— start of RECORDS SHOWN —

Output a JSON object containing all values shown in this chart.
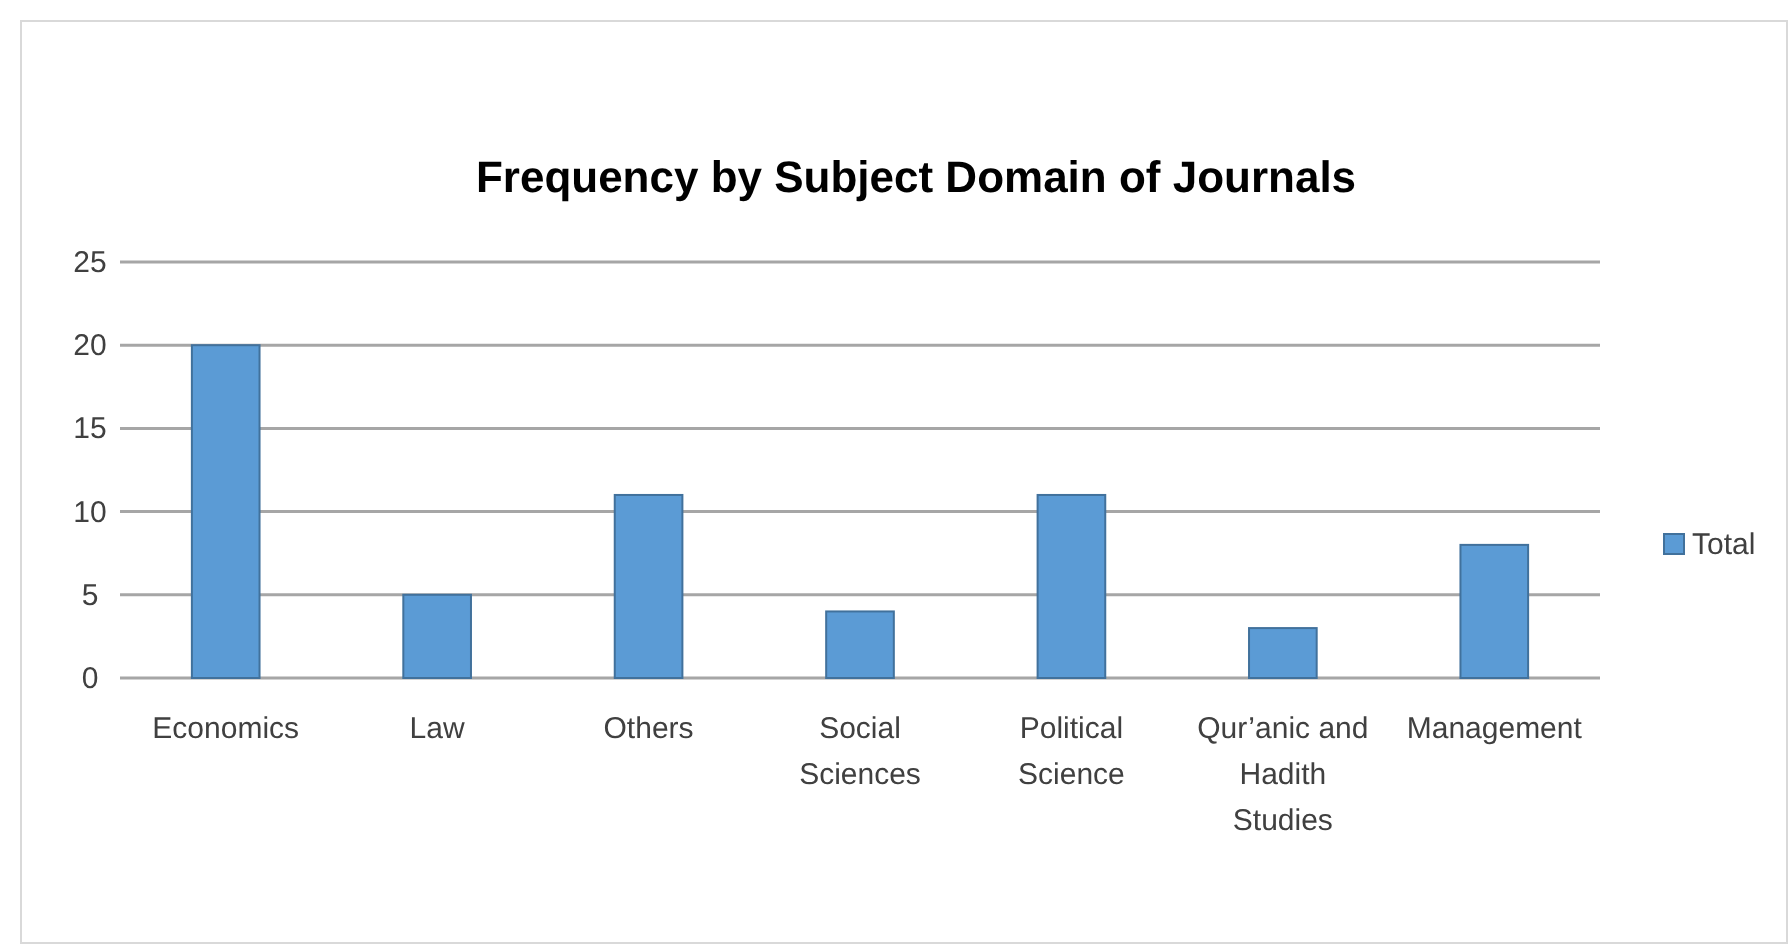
{
  "chart_data": {
    "type": "bar",
    "title": "Frequency by Subject Domain of Journals",
    "categories": [
      "Economics",
      "Law",
      "Others",
      "Social Sciences",
      "Political Science",
      "Qur’anic and Hadith Studies",
      "Management"
    ],
    "series": [
      {
        "name": "Total",
        "color": "#5b9bd5",
        "values": [
          20,
          5,
          11,
          4,
          11,
          3,
          8
        ]
      }
    ],
    "ylim": [
      0,
      25
    ],
    "yticks": [
      0,
      5,
      10,
      15,
      20,
      25
    ],
    "grid": "y",
    "legend": "right"
  }
}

— end of RECORDS SHOWN —

SHORT EXERCISE – Please write out all of the material above without changing a word, and omit any pictures.

TASK OUTPUT –
Output a JSON object containing all values shown in this chart.
{
  "chart_data": {
    "type": "bar",
    "title": "Frequency by Subject Domain of Journals",
    "categories": [
      "Economics",
      "Law",
      "Others",
      "Social Sciences",
      "Political Science",
      "Qur’anic and Hadith Studies",
      "Management"
    ],
    "series": [
      {
        "name": "Total",
        "color": "#5b9bd5",
        "values": [
          20,
          5,
          11,
          4,
          11,
          3,
          8
        ]
      }
    ],
    "ylim": [
      0,
      25
    ],
    "yticks": [
      0,
      5,
      10,
      15,
      20,
      25
    ],
    "grid": "y",
    "legend": "right"
  }
}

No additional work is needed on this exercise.